• GIVEN DATA:
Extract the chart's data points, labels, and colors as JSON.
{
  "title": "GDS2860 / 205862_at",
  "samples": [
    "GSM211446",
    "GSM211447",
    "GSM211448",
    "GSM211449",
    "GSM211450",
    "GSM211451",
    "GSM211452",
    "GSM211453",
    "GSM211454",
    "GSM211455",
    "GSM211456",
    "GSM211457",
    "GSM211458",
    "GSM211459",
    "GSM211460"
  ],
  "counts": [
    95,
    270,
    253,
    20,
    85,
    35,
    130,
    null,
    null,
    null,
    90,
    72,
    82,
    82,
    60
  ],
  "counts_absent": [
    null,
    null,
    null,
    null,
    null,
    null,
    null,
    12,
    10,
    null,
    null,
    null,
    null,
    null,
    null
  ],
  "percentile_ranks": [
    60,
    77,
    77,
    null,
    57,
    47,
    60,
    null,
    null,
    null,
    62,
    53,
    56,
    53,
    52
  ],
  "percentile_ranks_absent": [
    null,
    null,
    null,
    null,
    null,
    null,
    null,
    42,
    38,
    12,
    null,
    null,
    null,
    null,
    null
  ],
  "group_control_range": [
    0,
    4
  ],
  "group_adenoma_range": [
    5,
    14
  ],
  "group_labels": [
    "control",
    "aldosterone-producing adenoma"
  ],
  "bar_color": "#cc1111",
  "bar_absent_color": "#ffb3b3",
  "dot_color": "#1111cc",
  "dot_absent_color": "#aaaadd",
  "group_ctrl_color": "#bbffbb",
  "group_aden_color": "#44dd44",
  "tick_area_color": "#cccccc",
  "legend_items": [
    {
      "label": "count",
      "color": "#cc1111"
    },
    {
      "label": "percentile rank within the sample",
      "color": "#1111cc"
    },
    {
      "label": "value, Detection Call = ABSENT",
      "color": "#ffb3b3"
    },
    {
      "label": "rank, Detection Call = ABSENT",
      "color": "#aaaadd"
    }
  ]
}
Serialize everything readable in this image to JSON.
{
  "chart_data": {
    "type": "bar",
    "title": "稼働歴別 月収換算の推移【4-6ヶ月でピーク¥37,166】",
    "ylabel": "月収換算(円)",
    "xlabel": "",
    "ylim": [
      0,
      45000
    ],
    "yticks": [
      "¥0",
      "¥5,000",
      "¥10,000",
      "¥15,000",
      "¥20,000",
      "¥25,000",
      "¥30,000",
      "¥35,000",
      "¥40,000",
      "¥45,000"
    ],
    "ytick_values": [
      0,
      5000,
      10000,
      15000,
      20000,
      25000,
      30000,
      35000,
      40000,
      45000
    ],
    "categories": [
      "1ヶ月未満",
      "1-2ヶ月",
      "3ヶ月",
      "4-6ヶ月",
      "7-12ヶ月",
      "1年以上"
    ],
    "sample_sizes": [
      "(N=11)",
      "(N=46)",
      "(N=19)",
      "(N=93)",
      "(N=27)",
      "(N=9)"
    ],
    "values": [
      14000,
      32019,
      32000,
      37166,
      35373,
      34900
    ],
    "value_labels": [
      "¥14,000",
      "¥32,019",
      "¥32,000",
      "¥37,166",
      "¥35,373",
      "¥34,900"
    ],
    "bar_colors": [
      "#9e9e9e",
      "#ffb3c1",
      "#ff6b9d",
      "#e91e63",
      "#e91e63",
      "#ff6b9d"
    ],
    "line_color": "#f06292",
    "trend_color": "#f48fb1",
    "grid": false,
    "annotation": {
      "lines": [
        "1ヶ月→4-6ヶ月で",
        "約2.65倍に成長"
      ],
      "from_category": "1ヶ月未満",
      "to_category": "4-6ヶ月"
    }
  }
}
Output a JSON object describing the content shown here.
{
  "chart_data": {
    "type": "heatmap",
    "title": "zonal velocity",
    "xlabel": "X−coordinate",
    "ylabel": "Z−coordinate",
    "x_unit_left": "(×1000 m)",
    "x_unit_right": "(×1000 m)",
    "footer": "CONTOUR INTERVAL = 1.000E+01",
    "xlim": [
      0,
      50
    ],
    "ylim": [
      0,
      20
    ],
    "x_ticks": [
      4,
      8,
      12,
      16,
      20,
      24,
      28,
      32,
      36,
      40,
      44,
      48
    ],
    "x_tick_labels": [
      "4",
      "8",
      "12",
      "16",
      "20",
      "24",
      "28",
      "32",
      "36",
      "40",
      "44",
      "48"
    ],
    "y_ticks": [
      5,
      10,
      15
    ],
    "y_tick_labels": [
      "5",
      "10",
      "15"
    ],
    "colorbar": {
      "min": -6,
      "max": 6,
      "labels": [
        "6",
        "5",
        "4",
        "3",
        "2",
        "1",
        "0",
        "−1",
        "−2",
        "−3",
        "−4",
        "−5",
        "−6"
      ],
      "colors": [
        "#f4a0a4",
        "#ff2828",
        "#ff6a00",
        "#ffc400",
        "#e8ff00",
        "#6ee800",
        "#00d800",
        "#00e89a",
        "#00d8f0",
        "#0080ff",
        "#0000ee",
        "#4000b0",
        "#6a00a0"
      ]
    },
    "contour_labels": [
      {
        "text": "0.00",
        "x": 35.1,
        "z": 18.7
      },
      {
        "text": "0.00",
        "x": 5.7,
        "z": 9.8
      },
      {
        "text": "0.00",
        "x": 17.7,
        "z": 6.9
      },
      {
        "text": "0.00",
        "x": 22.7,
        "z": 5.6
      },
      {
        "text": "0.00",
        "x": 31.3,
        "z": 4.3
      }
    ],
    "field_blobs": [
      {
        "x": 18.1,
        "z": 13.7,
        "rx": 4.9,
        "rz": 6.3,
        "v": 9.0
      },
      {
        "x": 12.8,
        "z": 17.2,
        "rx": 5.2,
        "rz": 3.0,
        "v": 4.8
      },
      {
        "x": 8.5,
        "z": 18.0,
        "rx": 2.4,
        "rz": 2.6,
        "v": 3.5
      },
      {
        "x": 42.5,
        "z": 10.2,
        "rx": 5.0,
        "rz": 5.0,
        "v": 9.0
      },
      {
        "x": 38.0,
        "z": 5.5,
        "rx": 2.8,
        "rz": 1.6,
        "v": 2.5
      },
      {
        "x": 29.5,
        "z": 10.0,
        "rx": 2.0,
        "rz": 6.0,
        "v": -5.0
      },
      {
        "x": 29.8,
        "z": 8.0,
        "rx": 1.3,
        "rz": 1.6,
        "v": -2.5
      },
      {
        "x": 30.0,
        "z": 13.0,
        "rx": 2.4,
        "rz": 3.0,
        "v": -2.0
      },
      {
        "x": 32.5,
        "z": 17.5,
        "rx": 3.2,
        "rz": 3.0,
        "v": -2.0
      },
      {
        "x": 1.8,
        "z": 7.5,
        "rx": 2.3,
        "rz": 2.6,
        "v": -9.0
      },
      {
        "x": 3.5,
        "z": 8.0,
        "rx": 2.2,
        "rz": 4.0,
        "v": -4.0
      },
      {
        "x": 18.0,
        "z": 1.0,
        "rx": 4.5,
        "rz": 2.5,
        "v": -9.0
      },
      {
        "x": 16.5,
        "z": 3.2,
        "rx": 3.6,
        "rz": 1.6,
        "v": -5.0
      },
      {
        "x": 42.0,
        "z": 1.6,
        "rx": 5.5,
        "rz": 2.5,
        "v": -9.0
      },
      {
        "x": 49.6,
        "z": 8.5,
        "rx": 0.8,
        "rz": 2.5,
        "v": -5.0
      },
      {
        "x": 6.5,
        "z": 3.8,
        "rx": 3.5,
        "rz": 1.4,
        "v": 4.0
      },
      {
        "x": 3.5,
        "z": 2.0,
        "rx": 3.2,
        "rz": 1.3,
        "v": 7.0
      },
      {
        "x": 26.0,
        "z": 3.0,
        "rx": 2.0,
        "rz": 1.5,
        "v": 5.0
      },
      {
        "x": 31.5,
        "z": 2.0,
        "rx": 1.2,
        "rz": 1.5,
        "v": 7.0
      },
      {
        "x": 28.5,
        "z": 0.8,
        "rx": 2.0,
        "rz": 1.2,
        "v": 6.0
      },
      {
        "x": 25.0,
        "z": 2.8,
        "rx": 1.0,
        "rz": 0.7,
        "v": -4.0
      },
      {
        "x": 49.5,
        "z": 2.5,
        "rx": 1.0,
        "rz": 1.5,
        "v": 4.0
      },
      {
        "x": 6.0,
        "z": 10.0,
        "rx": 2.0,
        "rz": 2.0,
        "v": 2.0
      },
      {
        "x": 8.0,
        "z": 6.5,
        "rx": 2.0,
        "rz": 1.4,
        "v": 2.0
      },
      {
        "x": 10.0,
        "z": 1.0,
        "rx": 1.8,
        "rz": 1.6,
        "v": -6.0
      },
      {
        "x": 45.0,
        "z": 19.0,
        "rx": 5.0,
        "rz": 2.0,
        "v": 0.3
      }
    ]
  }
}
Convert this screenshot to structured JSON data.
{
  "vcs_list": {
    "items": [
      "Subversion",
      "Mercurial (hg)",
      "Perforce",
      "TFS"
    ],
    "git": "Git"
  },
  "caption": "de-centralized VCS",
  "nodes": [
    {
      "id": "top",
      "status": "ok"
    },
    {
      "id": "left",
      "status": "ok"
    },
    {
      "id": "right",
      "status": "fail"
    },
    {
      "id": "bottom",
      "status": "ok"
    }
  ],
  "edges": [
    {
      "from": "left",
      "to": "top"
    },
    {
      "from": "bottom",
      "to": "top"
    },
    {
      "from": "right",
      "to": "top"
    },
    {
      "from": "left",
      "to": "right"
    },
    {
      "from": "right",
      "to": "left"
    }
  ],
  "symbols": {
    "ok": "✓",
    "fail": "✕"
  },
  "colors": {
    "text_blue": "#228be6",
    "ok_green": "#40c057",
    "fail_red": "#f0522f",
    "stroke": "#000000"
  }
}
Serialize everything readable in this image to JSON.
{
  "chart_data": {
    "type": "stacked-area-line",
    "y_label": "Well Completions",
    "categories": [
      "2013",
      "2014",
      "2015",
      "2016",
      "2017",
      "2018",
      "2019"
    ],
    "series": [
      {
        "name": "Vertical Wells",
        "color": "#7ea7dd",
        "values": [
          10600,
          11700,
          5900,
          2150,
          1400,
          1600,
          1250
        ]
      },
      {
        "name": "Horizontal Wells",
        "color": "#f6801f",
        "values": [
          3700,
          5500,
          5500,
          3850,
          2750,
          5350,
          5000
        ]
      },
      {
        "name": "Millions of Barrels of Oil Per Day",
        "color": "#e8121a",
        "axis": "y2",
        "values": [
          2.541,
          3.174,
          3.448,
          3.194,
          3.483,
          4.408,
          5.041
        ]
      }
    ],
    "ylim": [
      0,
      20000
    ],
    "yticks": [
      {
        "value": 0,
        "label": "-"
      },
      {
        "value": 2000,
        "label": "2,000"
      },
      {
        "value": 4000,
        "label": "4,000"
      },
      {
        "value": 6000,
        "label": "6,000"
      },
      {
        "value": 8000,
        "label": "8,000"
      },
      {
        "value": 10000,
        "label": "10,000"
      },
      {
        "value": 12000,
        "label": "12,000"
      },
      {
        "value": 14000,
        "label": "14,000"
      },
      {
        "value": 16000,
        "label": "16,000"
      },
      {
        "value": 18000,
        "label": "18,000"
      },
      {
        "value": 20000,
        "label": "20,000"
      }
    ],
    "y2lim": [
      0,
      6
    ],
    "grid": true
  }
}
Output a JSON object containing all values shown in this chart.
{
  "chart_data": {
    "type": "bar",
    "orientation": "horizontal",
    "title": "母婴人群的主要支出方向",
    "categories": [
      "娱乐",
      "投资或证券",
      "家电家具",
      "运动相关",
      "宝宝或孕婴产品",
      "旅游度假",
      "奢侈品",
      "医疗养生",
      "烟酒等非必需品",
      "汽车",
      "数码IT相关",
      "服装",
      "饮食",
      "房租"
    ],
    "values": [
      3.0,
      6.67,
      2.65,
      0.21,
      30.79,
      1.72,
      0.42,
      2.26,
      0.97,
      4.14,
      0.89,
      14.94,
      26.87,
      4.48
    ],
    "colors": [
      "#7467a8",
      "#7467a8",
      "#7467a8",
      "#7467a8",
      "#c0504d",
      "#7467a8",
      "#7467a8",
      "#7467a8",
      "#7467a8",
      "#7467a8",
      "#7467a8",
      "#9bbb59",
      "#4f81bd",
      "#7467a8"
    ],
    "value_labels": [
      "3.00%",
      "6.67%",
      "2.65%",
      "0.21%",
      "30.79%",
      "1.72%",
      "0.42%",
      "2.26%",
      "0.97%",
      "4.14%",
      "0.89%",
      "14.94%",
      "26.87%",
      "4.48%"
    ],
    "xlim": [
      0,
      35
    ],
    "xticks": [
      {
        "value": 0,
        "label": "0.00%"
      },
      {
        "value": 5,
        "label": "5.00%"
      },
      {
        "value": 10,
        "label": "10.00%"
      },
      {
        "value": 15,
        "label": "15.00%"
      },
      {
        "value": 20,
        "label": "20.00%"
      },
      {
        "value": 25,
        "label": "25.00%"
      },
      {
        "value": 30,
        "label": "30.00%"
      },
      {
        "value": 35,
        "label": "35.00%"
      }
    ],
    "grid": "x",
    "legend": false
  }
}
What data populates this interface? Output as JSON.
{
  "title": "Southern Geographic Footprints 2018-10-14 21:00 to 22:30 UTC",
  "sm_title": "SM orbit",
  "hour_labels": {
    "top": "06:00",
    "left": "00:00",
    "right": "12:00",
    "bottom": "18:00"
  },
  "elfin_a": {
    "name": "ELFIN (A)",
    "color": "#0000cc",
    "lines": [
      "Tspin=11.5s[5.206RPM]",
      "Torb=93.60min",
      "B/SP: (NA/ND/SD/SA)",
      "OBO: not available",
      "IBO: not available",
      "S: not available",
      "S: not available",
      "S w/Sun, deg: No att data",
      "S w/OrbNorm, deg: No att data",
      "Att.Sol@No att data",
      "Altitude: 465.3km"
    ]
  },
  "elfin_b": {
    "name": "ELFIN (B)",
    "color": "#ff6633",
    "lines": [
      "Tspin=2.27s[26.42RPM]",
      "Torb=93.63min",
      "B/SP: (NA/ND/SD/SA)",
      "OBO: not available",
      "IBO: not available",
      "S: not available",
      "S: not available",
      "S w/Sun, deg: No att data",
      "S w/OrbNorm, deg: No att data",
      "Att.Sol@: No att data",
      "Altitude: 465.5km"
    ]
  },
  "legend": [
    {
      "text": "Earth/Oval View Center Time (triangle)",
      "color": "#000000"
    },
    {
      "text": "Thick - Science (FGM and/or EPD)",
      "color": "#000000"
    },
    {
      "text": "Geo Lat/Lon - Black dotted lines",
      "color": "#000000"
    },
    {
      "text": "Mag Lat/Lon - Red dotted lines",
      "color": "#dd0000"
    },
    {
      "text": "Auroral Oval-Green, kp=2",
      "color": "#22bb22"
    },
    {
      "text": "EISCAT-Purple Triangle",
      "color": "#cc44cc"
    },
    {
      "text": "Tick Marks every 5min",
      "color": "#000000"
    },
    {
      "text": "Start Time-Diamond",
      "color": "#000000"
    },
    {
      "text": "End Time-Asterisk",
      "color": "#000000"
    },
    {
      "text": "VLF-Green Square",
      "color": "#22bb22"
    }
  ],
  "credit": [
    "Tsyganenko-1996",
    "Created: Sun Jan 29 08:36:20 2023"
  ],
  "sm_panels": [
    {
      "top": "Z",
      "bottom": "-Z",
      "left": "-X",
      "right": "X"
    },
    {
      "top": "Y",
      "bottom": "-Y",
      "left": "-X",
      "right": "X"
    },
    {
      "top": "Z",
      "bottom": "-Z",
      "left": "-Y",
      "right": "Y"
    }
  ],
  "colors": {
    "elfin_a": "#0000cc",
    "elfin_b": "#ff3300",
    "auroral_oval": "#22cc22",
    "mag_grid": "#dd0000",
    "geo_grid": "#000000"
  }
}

• OBJECTIVE: Pick out each line containing the string "Time" and copy it.

• TASK ANSWER:
      "text": "Earth/Oval View Center Time (triangle)",
      "text": "Start Time-Diamond",
      "text": "End Time-Asterisk",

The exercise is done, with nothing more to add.